MATERIAL FOR THIS TASK:
==========

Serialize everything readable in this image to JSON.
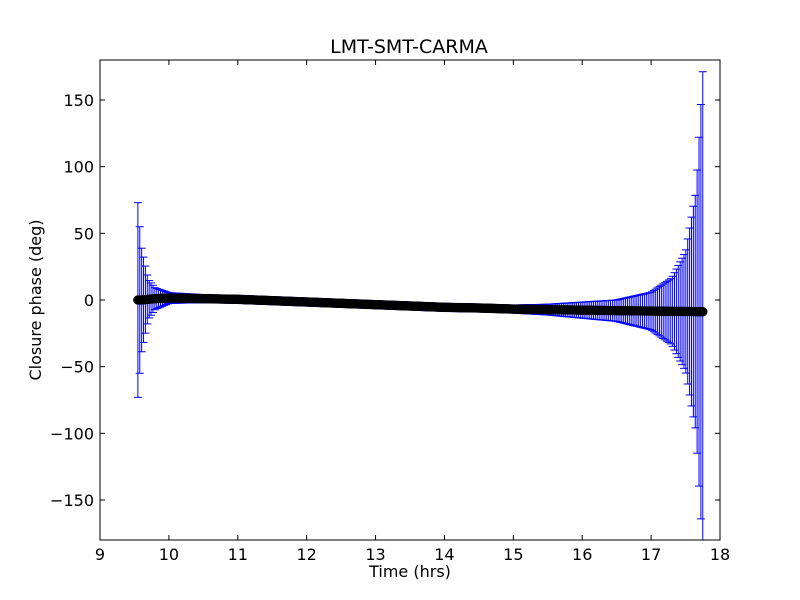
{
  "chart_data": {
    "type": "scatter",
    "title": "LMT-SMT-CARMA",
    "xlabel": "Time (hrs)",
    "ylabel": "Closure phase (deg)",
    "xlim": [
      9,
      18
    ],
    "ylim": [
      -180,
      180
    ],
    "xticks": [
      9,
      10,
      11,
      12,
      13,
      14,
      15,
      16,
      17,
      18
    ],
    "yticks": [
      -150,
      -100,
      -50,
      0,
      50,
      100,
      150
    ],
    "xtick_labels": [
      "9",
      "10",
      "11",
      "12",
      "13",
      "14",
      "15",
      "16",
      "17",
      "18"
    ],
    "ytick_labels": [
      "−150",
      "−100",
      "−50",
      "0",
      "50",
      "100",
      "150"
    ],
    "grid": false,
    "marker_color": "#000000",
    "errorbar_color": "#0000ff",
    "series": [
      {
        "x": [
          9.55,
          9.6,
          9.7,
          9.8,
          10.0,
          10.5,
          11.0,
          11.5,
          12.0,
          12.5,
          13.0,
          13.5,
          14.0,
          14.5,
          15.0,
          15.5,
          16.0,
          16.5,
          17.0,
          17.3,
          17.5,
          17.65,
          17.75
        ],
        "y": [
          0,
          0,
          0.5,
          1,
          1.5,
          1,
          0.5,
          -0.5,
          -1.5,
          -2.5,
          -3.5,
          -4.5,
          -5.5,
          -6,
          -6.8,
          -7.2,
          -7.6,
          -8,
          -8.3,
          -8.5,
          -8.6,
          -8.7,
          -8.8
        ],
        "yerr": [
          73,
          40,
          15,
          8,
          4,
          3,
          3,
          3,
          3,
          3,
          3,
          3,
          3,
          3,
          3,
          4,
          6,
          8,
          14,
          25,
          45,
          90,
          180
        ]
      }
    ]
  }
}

==========

INSTRUCTIONS FOR THE TASK: The listing above must be printed again exactly, minus its pictures.

THE RESPONSE:
Serialize everything readable in this image to JSON.
{
  "chart_data": {
    "type": "scatter",
    "title": "LMT-SMT-CARMA",
    "xlabel": "Time (hrs)",
    "ylabel": "Closure phase (deg)",
    "xlim": [
      9,
      18
    ],
    "ylim": [
      -180,
      180
    ],
    "xticks": [
      9,
      10,
      11,
      12,
      13,
      14,
      15,
      16,
      17,
      18
    ],
    "yticks": [
      -150,
      -100,
      -50,
      0,
      50,
      100,
      150
    ],
    "xtick_labels": [
      "9",
      "10",
      "11",
      "12",
      "13",
      "14",
      "15",
      "16",
      "17",
      "18"
    ],
    "ytick_labels": [
      "−150",
      "−100",
      "−50",
      "0",
      "50",
      "100",
      "150"
    ],
    "grid": false,
    "marker_color": "#000000",
    "errorbar_color": "#0000ff",
    "series": [
      {
        "x": [
          9.55,
          9.6,
          9.7,
          9.8,
          10.0,
          10.5,
          11.0,
          11.5,
          12.0,
          12.5,
          13.0,
          13.5,
          14.0,
          14.5,
          15.0,
          15.5,
          16.0,
          16.5,
          17.0,
          17.3,
          17.5,
          17.65,
          17.75
        ],
        "y": [
          0,
          0,
          0.5,
          1,
          1.5,
          1,
          0.5,
          -0.5,
          -1.5,
          -2.5,
          -3.5,
          -4.5,
          -5.5,
          -6,
          -6.8,
          -7.2,
          -7.6,
          -8,
          -8.3,
          -8.5,
          -8.6,
          -8.7,
          -8.8
        ],
        "yerr": [
          73,
          40,
          15,
          8,
          4,
          3,
          3,
          3,
          3,
          3,
          3,
          3,
          3,
          3,
          3,
          4,
          6,
          8,
          14,
          25,
          45,
          90,
          180
        ]
      }
    ]
  }
}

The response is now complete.